▶ Material for the task
☆ ☆ ☆

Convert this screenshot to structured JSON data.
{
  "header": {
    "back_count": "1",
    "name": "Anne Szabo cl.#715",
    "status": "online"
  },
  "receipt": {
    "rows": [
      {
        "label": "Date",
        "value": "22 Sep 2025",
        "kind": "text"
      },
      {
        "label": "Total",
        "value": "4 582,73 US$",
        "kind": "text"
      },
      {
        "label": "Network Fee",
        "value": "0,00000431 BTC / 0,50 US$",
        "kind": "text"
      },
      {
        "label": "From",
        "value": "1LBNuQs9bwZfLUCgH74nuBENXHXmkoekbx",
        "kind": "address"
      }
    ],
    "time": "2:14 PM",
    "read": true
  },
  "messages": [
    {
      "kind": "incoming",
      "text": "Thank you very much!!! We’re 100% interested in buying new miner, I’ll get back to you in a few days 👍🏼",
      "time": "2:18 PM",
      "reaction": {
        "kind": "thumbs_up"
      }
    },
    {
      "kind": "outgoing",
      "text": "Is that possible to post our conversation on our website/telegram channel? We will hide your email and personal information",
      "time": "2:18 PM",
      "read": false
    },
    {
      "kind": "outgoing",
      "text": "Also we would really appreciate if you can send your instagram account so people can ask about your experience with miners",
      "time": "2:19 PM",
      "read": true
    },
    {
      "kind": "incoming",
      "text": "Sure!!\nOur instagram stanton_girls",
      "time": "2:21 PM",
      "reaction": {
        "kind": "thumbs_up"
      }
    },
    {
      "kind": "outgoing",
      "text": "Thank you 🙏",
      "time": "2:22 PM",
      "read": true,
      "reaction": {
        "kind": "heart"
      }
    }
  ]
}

☆ ☆ ☆

▶ Objective
Copy out the material word for word and line for line.

▶ The response
Convert this screenshot to structured JSON data.
{
  "header": {
    "back_count": "1",
    "name": "Anne Szabo cl.#715",
    "status": "online"
  },
  "receipt": {
    "rows": [
      {
        "label": "Date",
        "value": "22 Sep 2025",
        "kind": "text"
      },
      {
        "label": "Total",
        "value": "4 582,73 US$",
        "kind": "text"
      },
      {
        "label": "Network Fee",
        "value": "0,00000431 BTC / 0,50 US$",
        "kind": "text"
      },
      {
        "label": "From",
        "value": "1LBNuQs9bwZfLUCgH74nuBENXHXmkoekbx",
        "kind": "address"
      }
    ],
    "time": "2:14 PM",
    "read": true
  },
  "messages": [
    {
      "kind": "incoming",
      "text": "Thank you very much!!! We’re 100% interested in buying new miner, I’ll get back to you in a few days 👍🏼",
      "time": "2:18 PM",
      "reaction": {
        "kind": "thumbs_up"
      }
    },
    {
      "kind": "outgoing",
      "text": "Is that possible to post our conversation on our website/telegram channel? We will hide your email and personal information",
      "time": "2:18 PM",
      "read": false
    },
    {
      "kind": "outgoing",
      "text": "Also we would really appreciate if you can send your instagram account so people can ask about your experience with miners",
      "time": "2:19 PM",
      "read": true
    },
    {
      "kind": "incoming",
      "text": "Sure!!\nOur instagram stanton_girls",
      "time": "2:21 PM",
      "reaction": {
        "kind": "thumbs_up"
      }
    },
    {
      "kind": "outgoing",
      "text": "Thank you 🙏",
      "time": "2:22 PM",
      "read": true,
      "reaction": {
        "kind": "heart"
      }
    }
  ]
}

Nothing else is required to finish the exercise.